--- Begin Data in this exercise ---
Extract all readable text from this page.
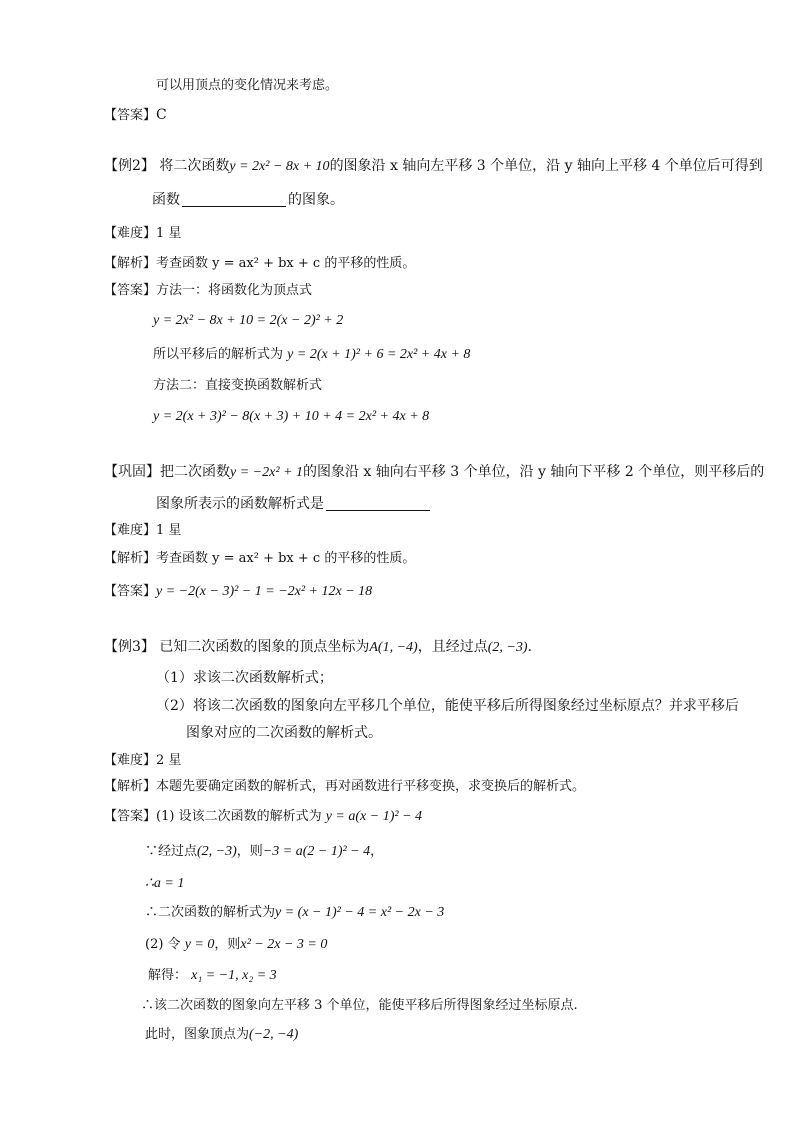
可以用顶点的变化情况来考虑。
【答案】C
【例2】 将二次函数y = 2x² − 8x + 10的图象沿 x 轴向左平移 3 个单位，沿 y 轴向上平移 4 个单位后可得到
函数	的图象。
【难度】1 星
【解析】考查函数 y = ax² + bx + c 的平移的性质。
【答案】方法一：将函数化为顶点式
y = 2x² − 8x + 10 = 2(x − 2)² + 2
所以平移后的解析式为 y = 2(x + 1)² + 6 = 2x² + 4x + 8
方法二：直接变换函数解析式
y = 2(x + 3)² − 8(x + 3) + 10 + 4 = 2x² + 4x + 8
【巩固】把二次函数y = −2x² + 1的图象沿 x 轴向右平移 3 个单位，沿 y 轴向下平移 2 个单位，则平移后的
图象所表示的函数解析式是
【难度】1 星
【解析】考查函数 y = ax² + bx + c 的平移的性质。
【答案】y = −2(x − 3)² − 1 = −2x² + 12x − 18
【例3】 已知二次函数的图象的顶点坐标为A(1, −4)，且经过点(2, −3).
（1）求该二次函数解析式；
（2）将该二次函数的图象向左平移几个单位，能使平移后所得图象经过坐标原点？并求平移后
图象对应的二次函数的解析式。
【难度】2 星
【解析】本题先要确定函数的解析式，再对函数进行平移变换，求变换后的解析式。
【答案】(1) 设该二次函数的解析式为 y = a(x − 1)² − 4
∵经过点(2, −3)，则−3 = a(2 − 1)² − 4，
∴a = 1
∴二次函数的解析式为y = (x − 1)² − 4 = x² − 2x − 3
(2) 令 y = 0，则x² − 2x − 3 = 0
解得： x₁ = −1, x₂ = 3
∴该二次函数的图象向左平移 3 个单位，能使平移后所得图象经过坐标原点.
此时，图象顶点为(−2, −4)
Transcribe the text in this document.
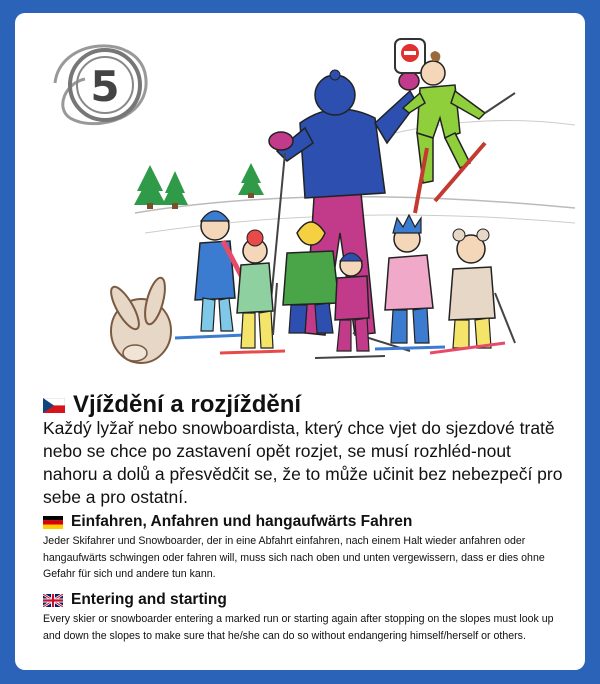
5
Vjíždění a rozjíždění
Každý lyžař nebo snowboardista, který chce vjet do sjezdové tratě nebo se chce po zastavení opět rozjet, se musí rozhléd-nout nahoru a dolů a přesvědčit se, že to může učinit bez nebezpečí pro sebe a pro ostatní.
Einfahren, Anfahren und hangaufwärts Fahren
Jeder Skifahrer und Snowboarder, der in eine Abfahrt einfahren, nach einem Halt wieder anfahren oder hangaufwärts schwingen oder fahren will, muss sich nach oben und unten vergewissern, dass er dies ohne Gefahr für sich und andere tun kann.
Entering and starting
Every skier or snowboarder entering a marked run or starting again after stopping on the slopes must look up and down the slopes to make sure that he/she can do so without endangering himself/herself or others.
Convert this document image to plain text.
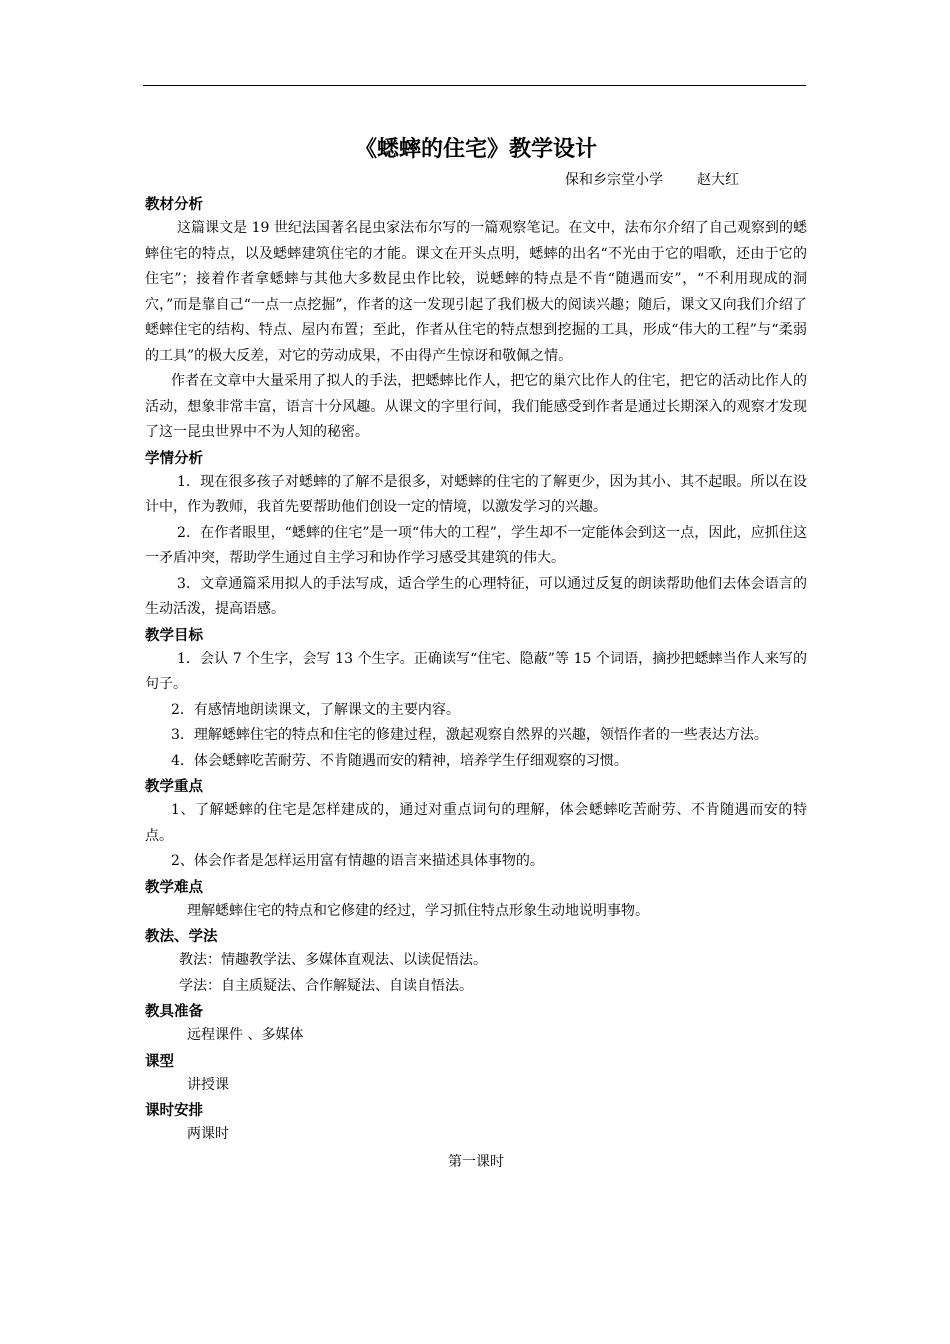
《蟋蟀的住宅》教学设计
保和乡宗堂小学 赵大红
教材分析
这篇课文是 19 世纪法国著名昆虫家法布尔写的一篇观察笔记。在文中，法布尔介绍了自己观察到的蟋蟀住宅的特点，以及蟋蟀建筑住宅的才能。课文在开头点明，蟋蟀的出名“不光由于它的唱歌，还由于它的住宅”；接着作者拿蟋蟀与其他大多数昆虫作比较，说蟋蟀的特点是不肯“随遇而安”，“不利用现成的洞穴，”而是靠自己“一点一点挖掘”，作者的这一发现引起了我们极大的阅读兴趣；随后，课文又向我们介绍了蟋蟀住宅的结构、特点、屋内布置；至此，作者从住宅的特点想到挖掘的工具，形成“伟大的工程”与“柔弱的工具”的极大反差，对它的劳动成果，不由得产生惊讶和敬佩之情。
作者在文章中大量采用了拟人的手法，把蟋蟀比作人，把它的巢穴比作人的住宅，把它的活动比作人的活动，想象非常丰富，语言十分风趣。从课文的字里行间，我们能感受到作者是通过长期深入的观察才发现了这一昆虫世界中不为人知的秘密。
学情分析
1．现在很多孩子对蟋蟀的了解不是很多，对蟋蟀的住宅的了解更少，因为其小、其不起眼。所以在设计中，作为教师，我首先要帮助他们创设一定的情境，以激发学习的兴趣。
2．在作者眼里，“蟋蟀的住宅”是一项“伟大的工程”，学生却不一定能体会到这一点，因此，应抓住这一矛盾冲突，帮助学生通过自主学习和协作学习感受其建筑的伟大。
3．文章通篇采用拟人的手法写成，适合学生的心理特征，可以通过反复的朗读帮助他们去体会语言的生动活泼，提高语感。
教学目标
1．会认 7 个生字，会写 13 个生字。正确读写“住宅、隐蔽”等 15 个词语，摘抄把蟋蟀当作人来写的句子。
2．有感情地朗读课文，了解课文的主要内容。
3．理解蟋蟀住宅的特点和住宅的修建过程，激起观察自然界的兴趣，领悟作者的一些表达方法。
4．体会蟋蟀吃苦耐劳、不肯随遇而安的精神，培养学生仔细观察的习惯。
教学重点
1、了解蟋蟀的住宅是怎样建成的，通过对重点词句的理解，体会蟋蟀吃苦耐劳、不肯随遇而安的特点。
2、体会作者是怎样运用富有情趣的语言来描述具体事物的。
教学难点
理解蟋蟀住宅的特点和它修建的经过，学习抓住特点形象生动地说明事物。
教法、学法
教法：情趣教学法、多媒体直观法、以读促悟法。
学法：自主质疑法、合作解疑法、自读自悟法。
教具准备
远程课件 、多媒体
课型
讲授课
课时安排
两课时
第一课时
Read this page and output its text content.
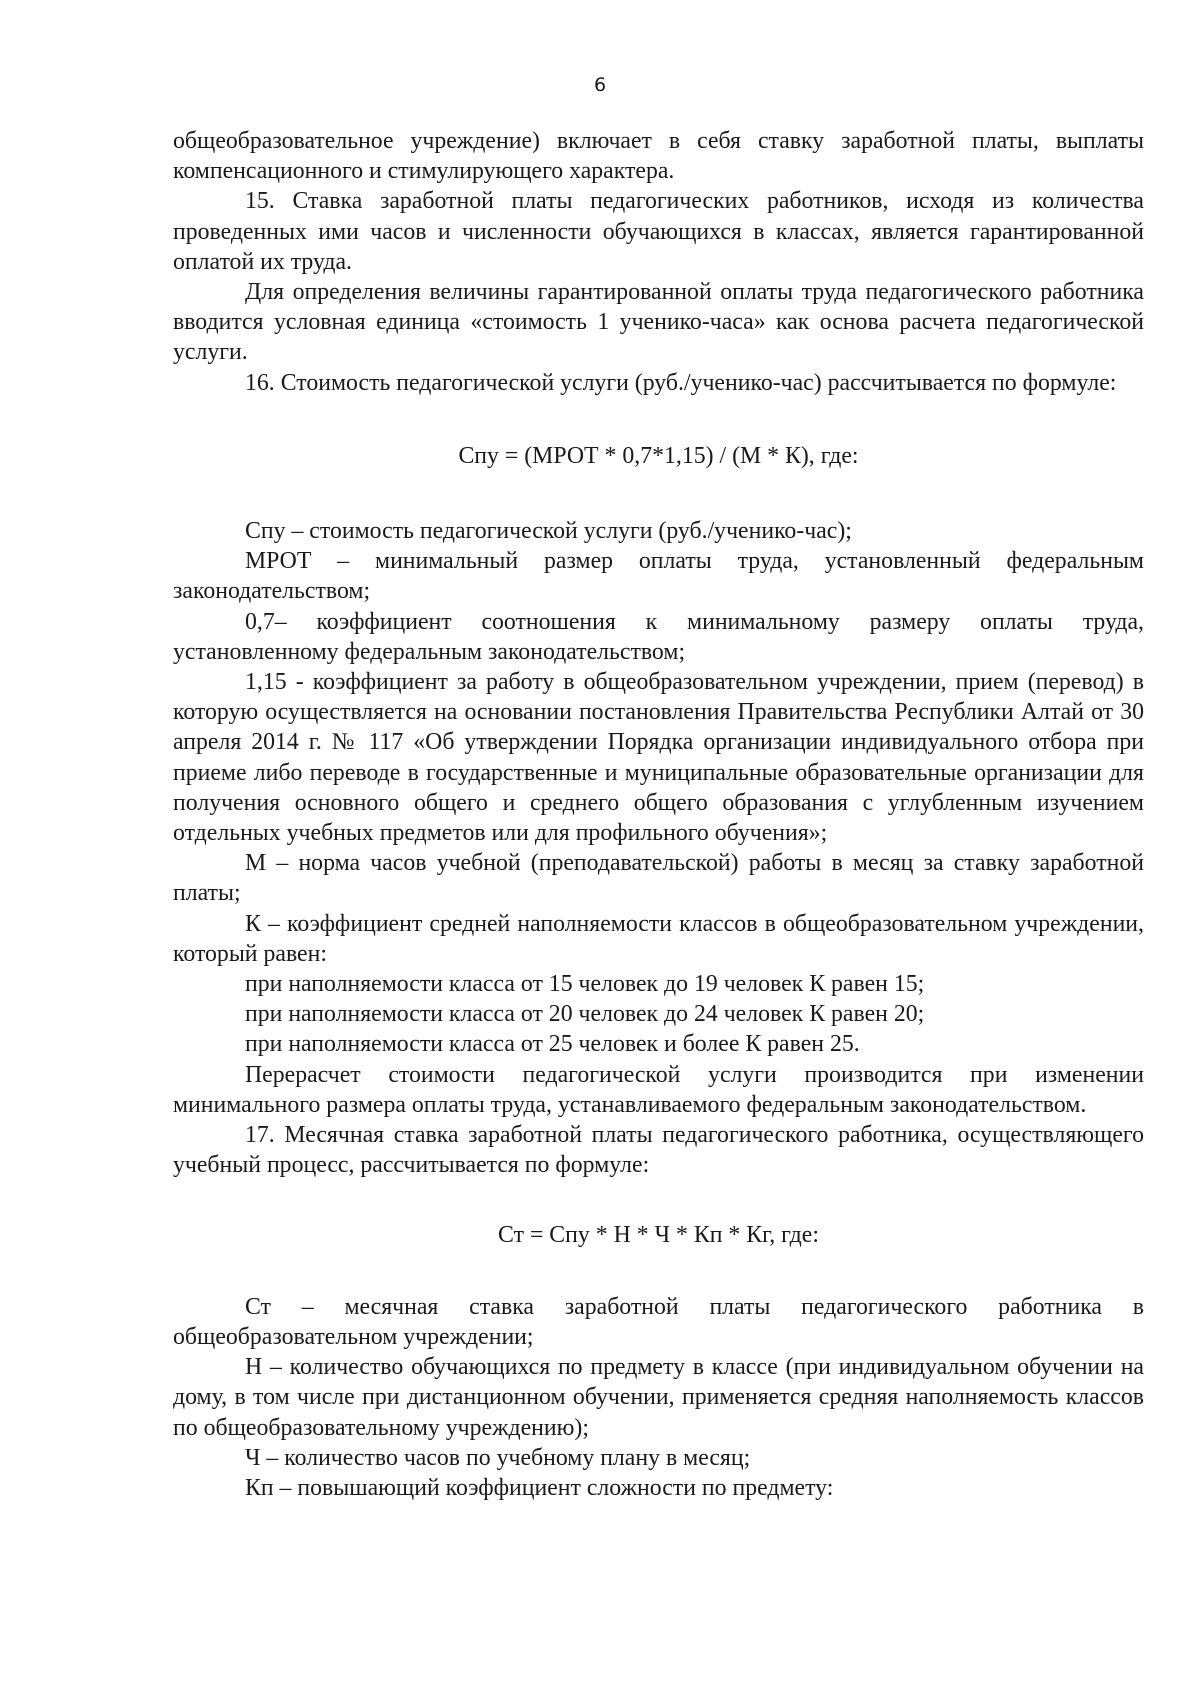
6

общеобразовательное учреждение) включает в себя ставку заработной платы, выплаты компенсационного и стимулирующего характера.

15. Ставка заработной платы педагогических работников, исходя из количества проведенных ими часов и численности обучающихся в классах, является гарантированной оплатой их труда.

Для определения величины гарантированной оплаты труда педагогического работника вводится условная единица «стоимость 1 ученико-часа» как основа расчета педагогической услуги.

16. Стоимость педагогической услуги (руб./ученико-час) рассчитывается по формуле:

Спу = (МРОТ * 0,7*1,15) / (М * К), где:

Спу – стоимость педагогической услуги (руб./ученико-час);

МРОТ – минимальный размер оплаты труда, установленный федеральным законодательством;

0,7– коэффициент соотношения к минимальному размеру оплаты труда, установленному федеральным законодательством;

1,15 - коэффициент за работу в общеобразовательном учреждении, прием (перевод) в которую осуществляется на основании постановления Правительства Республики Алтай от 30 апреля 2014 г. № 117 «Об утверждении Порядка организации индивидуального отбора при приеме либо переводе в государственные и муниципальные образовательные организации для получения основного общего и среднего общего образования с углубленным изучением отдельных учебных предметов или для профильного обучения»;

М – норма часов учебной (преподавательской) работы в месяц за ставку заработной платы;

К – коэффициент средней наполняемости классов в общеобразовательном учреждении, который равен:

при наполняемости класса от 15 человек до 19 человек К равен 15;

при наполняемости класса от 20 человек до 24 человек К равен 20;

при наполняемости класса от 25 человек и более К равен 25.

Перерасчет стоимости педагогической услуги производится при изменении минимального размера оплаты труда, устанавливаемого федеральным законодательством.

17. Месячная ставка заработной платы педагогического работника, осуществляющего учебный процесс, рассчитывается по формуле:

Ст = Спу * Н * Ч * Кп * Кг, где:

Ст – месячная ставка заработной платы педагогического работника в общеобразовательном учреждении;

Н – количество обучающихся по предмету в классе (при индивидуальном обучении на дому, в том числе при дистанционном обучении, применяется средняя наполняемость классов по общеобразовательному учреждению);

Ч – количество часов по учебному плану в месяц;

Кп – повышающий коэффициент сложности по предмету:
--- End Data in this exercise ---
State how many lines above include the word "месяц", and nothing more.

## The completed task
2